-- Begin Extracted entries --

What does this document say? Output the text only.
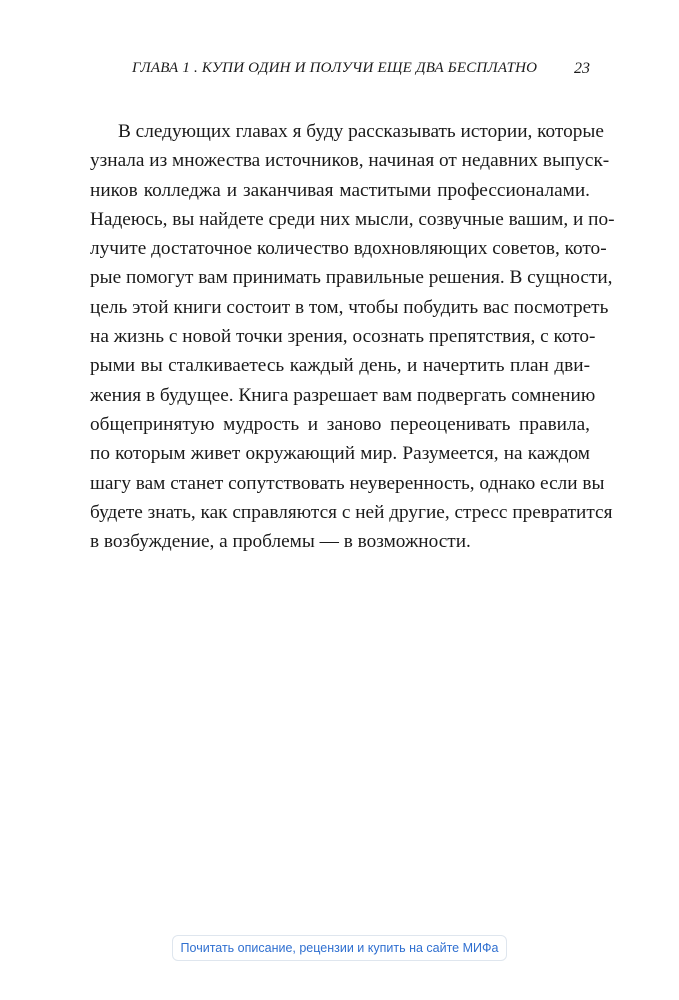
ГЛАВА 1 . КУПИ ОДИН И ПОЛУЧИ ЕЩЕ ДВА БЕСПЛАТНО 23
В следующих главах я буду рассказывать истории, которые
узнала из множества источников, начиная от недавних выпуск-
ников колледжа и заканчивая маститыми профессионалами.
Надеюсь, вы найдете среди них мысли, созвучные вашим, и по-
лучите достаточное количество вдохновляющих советов, кото-
рые помогут вам принимать правильные решения. В сущности,
цель этой книги состоит в том, чтобы побудить вас посмотреть
на жизнь с новой точки зрения, осознать препятствия, с кото-
рыми вы сталкиваетесь каждый день, и начертить план дви-
жения в будущее. Книга разрешает вам подвергать сомнению
общепринятую мудрость и заново переоценивать правила,
по которым живет окружающий мир. Разумеется, на каждом
шагу вам станет сопутствовать неуверенность, однако если вы
будете знать, как справляются с ней другие, стресс превратится
в возбуждение, а проблемы — в возможности.
Почитать описание, рецензии и купить на сайте МИФа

-- End Extracted entries --

• _Your objective_
Without the pictures, restate all the entries above exactly.

• _Output_
What does this document say? Output the text only.
ГЛАВА 1 . КУПИ ОДИН И ПОЛУЧИ ЕЩЕ ДВА БЕСПЛАТНО 23
В следующих главах я буду рассказывать истории, которые
узнала из множества источников, начиная от недавних выпуск-
ников колледжа и заканчивая маститыми профессионалами.
Надеюсь, вы найдете среди них мысли, созвучные вашим, и по-
лучите достаточное количество вдохновляющих советов, кото-
рые помогут вам принимать правильные решения. В сущности,
цель этой книги состоит в том, чтобы побудить вас посмотреть
на жизнь с новой точки зрения, осознать препятствия, с кото-
рыми вы сталкиваетесь каждый день, и начертить план дви-
жения в будущее. Книга разрешает вам подвергать сомнению
общепринятую мудрость и заново переоценивать правила,
по которым живет окружающий мир. Разумеется, на каждом
шагу вам станет сопутствовать неуверенность, однако если вы
будете знать, как справляются с ней другие, стресс превратится
в возбуждение, а проблемы — в возможности.
Почитать описание, рецензии и купить на сайте МИФа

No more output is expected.